_GIVEN INSTRUCTION_. Take the entries below and reproduce them word for word.
— start DATA ROWS —
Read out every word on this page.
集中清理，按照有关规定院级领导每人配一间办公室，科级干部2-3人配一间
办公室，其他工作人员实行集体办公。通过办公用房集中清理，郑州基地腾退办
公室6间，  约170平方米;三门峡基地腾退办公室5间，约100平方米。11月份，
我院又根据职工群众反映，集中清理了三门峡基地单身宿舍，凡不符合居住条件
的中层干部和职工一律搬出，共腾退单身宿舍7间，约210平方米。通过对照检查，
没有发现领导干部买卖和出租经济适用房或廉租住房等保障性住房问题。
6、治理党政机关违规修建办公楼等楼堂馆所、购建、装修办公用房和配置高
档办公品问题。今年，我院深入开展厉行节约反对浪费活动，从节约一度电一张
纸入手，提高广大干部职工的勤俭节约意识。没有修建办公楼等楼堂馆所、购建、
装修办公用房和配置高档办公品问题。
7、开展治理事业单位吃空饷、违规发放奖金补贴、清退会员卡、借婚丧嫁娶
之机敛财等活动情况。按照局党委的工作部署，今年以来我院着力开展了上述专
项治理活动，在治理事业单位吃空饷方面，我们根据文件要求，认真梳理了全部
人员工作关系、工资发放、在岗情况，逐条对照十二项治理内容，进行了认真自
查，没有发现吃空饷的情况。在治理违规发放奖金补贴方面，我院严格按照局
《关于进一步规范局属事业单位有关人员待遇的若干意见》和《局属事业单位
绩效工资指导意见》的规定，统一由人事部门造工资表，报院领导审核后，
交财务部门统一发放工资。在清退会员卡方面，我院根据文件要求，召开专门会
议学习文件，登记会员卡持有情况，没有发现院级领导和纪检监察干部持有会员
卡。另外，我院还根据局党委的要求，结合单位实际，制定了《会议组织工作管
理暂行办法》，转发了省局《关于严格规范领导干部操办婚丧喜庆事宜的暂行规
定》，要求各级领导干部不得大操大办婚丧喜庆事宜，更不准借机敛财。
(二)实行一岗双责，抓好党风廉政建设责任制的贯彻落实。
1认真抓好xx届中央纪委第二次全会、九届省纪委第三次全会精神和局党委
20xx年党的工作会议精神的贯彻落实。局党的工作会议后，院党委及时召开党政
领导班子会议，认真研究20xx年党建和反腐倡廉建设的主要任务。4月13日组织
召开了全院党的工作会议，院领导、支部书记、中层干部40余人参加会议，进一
— end DATA ROWS —
_TASK OUTPUT_.
Read out every word on this page.
集中清理，按照有关规定院级领导每人配一间办公室，科级干部2-3人配一间
办公室，其他工作人员实行集体办公。通过办公用房集中清理，郑州基地腾退办
公室6间，  约170平方米;三门峡基地腾退办公室5间，约100平方米。11月份，
我院又根据职工群众反映，集中清理了三门峡基地单身宿舍，凡不符合居住条件
的中层干部和职工一律搬出，共腾退单身宿舍7间，约210平方米。通过对照检查，
没有发现领导干部买卖和出租经济适用房或廉租住房等保障性住房问题。
6、治理党政机关违规修建办公楼等楼堂馆所、购建、装修办公用房和配置高
档办公品问题。今年，我院深入开展厉行节约反对浪费活动，从节约一度电一张
纸入手，提高广大干部职工的勤俭节约意识。没有修建办公楼等楼堂馆所、购建、
装修办公用房和配置高档办公品问题。
7、开展治理事业单位吃空饷、违规发放奖金补贴、清退会员卡、借婚丧嫁娶
之机敛财等活动情况。按照局党委的工作部署，今年以来我院着力开展了上述专
项治理活动，在治理事业单位吃空饷方面，我们根据文件要求，认真梳理了全部
人员工作关系、工资发放、在岗情况，逐条对照十二项治理内容，进行了认真自
查，没有发现吃空饷的情况。在治理违规发放奖金补贴方面，我院严格按照局
《关于进一步规范局属事业单位有关人员待遇的若干意见》和《局属事业单位
绩效工资指导意见》的规定，统一由人事部门造工资表，报院领导审核后，
交财务部门统一发放工资。在清退会员卡方面，我院根据文件要求，召开专门会
议学习文件，登记会员卡持有情况，没有发现院级领导和纪检监察干部持有会员
卡。另外，我院还根据局党委的要求，结合单位实际，制定了《会议组织工作管
理暂行办法》，转发了省局《关于严格规范领导干部操办婚丧喜庆事宜的暂行规
定》，要求各级领导干部不得大操大办婚丧喜庆事宜，更不准借机敛财。
(二)实行一岗双责，抓好党风廉政建设责任制的贯彻落实。
1认真抓好xx届中央纪委第二次全会、九届省纪委第三次全会精神和局党委
20xx年党的工作会议精神的贯彻落实。局党的工作会议后，院党委及时召开党政
领导班子会议，认真研究20xx年党建和反腐倡廉建设的主要任务。4月13日组织
召开了全院党的工作会议，院领导、支部书记、中层干部40余人参加会议，进一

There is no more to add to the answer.